Activities ::
1. Please explain, using the WYJJ station profile, what the station's call letters stand for.
2. Write the next part of the WYJJ station profile, picking up after its final sentence.

Provided text ::
WYJJ
- Trenton, Tennessee; United States;
- Broadcast area: Jackson, Tennessee
- Frequency: 97.7 MHz
- Branding: JJ 97.7

Programming
- Format: Urban adult contemporary
- Affiliations: Premiere Networks

Ownership
- Owner: Forever Communications; (Forever South Licenses, LLC);
- Sister stations: WHHG, WOGY, WTJF, WTJF-FM

History
- First air date: August 1980 (as WTNE-FM)
- Former call signs: WTNE-FM (1980–1983) WLOT (1983–1993) WWEZ (1993–2000) WTNE-FM (2000–2009) WTGP (2009–2012)
- Call sign meaning: We're Your Jackson Joy

Technical information
- Licensing authority: FCC
- Facility ID: 54899
- Class: C2
- ERP: 34,000 watts
- HAAT: 123 meters (404 ft)
- Transmitter coordinates: 35°44′35.00″N 88°59′19.00″W﻿ / ﻿35.7430556°N 88.9886111°W

Links
- Public license information: Public file; LMS;
- Webcast: Listen Live
- Website: www.radio731.com/stations/jj-97-7/

= WYJJ (FM) =

Urban contemporary radio station in Trenton, Tennessee, United States

WYJJ (97.7 MHz, "JJ 97.7") is an FM radio station broadcasting an urban adult contemporary format. Licensed to Trenton, Tennessee, United States, the station serves the Jackson, Tennessee area. The station is currently owned by Forever Communications through Forever South Licenses, LLC.

Recorded data ::
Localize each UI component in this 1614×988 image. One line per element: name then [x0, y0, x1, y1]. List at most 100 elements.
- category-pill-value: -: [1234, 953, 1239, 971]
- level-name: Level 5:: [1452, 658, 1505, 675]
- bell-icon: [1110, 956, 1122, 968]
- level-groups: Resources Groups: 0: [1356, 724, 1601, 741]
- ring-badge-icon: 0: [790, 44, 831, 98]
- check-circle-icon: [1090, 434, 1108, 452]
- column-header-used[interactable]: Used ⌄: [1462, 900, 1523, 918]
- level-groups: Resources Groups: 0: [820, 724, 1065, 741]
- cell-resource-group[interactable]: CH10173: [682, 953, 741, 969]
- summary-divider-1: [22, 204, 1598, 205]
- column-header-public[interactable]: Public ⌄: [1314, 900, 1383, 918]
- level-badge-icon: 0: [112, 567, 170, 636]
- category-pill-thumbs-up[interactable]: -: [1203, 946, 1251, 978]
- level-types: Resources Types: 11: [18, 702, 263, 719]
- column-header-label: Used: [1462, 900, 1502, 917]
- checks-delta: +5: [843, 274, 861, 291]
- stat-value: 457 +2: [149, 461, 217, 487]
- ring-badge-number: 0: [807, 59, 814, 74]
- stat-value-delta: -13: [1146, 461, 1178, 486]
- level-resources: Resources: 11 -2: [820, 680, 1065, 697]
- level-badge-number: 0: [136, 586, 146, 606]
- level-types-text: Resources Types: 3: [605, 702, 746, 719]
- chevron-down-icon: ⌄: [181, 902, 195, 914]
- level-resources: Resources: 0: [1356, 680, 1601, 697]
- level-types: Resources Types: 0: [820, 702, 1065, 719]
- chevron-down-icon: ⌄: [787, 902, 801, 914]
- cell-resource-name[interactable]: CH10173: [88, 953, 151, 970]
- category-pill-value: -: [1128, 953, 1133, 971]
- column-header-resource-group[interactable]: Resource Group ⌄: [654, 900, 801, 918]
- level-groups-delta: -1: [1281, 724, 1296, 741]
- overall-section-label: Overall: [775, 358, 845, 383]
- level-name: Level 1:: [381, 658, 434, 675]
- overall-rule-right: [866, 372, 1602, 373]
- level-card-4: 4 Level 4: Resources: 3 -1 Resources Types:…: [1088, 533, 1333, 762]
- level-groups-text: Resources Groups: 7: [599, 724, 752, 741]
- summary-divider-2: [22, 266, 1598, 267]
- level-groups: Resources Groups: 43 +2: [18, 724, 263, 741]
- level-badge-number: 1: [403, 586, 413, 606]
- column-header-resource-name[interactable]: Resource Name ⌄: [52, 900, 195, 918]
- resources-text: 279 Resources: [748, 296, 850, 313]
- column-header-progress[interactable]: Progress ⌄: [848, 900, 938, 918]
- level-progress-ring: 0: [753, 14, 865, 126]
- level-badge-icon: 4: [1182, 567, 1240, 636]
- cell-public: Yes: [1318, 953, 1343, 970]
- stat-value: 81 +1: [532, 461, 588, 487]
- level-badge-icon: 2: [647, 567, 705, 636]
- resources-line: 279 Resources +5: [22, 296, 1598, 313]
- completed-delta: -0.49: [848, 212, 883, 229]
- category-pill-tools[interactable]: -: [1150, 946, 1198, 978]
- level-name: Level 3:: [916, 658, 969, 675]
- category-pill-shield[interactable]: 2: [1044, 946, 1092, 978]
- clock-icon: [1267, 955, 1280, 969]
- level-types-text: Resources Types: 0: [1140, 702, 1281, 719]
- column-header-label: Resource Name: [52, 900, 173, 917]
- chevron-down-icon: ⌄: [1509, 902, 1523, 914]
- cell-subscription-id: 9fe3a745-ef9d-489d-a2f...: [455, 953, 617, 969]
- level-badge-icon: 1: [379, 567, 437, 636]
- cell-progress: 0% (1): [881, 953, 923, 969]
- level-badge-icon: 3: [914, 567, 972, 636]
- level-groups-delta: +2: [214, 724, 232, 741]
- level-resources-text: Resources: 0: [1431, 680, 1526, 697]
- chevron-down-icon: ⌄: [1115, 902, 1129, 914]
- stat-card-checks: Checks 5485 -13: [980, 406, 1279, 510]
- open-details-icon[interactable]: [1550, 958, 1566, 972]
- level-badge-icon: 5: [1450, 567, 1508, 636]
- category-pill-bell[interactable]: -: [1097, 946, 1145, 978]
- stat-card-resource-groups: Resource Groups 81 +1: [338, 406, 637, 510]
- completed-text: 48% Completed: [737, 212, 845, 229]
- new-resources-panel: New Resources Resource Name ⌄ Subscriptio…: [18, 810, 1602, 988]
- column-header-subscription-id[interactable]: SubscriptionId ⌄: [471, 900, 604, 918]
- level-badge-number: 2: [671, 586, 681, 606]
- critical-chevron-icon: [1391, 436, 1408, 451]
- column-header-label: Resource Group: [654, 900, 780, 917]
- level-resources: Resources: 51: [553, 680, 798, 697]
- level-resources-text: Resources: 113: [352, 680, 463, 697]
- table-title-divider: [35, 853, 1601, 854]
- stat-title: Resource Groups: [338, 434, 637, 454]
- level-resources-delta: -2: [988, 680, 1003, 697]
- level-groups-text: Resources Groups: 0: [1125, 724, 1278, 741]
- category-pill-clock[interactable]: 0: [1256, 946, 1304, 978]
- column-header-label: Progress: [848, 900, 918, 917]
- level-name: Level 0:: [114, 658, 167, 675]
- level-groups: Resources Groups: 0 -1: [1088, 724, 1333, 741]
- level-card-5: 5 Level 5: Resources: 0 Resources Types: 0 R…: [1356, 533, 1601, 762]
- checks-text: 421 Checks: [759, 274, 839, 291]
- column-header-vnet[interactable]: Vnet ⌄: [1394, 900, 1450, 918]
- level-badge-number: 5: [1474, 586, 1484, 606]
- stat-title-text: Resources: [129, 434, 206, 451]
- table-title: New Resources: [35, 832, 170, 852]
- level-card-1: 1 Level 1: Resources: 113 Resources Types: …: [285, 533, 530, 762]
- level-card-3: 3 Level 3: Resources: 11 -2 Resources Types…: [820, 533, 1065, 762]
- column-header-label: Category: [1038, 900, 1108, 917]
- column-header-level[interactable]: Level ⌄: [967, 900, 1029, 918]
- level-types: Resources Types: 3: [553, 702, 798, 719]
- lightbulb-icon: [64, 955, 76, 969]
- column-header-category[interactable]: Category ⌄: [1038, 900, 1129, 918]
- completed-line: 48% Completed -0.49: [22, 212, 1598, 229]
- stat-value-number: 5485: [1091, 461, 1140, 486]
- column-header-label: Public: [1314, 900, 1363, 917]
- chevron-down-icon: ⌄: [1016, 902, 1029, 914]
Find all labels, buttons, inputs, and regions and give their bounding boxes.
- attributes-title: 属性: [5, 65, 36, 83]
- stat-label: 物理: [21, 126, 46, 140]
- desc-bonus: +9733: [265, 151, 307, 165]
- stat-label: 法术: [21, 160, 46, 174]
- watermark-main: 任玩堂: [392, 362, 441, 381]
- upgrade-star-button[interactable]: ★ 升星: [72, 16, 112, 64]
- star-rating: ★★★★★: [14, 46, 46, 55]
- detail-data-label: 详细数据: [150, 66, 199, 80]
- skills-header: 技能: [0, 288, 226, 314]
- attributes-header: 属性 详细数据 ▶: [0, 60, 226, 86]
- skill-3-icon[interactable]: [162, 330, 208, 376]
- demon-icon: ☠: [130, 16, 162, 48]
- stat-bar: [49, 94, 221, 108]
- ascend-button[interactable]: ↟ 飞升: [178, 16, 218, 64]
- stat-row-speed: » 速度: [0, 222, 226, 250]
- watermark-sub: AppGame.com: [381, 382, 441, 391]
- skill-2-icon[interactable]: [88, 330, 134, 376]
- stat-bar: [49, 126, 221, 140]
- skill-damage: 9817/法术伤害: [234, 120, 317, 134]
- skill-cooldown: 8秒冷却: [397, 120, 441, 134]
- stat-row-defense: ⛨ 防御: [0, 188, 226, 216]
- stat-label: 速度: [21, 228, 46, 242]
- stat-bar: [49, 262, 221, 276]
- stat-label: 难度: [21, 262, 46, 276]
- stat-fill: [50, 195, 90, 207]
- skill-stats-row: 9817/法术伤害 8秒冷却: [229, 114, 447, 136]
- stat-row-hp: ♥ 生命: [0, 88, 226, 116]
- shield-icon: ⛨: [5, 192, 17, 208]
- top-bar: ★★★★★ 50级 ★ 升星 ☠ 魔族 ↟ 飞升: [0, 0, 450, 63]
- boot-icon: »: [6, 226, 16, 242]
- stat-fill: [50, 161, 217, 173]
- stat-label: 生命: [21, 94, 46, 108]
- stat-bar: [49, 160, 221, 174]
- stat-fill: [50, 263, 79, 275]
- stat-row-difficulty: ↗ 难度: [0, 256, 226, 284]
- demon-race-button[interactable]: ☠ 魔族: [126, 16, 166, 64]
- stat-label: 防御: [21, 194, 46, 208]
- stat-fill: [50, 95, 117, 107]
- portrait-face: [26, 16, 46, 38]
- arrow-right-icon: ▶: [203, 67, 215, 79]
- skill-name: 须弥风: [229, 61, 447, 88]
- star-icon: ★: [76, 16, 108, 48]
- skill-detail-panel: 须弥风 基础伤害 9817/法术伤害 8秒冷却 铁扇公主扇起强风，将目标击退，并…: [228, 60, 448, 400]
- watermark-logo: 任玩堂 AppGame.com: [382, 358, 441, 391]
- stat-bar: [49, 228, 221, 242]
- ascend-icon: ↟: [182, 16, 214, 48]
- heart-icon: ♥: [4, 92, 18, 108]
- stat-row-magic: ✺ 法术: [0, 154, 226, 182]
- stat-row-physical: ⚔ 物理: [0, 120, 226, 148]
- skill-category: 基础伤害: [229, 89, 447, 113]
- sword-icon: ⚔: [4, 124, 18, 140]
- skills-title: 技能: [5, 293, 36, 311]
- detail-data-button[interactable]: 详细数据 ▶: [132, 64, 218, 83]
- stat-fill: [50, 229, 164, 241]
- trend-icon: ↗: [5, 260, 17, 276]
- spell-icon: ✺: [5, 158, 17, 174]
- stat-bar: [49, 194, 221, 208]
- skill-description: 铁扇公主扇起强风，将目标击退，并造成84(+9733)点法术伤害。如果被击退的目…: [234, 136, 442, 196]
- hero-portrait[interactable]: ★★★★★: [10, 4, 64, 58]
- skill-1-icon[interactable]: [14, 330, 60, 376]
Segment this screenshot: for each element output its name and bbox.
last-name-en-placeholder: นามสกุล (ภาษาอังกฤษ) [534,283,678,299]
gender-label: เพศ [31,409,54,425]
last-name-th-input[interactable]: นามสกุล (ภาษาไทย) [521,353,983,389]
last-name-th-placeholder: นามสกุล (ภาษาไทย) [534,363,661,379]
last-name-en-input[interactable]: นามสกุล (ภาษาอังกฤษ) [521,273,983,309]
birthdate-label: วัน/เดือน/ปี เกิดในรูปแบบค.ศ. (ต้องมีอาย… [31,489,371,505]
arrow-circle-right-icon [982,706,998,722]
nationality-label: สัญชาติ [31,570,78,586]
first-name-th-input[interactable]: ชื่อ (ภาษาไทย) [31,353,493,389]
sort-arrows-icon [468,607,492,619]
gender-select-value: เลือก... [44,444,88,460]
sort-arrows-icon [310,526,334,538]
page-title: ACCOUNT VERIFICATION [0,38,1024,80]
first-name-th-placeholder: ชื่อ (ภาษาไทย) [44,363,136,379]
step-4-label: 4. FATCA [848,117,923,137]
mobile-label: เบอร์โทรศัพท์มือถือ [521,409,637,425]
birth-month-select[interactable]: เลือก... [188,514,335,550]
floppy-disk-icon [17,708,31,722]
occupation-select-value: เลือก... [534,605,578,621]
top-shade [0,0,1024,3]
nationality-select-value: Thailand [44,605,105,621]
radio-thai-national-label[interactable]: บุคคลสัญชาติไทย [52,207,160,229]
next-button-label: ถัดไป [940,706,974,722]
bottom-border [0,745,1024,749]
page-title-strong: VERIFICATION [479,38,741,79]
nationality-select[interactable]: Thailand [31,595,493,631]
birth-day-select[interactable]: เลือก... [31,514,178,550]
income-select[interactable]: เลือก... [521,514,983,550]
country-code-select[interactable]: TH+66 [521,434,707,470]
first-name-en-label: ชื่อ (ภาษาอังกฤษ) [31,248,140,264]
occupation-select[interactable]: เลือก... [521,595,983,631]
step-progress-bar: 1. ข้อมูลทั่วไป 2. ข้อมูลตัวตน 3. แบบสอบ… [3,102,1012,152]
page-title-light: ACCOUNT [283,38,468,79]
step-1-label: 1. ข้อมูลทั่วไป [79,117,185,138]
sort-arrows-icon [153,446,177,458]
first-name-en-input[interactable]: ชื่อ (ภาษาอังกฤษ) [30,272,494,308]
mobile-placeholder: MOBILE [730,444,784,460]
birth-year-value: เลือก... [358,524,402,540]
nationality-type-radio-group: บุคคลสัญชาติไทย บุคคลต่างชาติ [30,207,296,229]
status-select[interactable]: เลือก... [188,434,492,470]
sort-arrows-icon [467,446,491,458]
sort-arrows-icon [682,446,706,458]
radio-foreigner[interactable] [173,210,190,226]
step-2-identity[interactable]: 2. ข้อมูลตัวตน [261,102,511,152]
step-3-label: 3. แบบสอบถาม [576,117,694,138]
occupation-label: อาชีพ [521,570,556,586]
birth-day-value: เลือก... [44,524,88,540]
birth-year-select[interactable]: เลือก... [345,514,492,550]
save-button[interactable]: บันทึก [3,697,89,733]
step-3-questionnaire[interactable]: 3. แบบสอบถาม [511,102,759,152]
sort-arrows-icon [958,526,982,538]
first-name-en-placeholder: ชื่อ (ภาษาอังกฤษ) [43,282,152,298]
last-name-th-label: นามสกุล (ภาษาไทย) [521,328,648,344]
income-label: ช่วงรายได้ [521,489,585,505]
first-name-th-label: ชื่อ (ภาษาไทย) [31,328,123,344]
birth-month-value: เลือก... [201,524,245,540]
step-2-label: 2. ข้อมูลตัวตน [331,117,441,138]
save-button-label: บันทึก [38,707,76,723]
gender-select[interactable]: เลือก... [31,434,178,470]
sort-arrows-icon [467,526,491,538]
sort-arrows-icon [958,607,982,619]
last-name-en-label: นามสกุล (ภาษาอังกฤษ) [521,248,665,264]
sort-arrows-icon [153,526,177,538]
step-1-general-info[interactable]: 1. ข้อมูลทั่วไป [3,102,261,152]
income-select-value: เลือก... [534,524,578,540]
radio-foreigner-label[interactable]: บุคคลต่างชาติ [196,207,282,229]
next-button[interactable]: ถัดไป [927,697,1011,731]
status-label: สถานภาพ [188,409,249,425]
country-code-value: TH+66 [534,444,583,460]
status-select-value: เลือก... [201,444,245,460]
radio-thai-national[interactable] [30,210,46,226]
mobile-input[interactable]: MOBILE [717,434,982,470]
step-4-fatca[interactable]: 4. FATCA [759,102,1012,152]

Solved problems ::
1. The call sign WYJJ stands for "We're Your Jackson Joy." This fits the station, which serves the Jackson, Tennessee area.

2.
==History==
The station was assigned the call sign WLOT on May 10, 1983. On February 15, 1993, the station changed its call sign to WWEZ, on December 11, 2000, to WTNE-FM, on September 23, 2009, to WTGP, and on September 15, 2012, to the current WYJJ.

On September 15, 2012, WTGP changed its format from contemporary Christian (as "The Dove") to urban adult contemporary, branded as "JJ 97.7" under the new call letters WYJJ.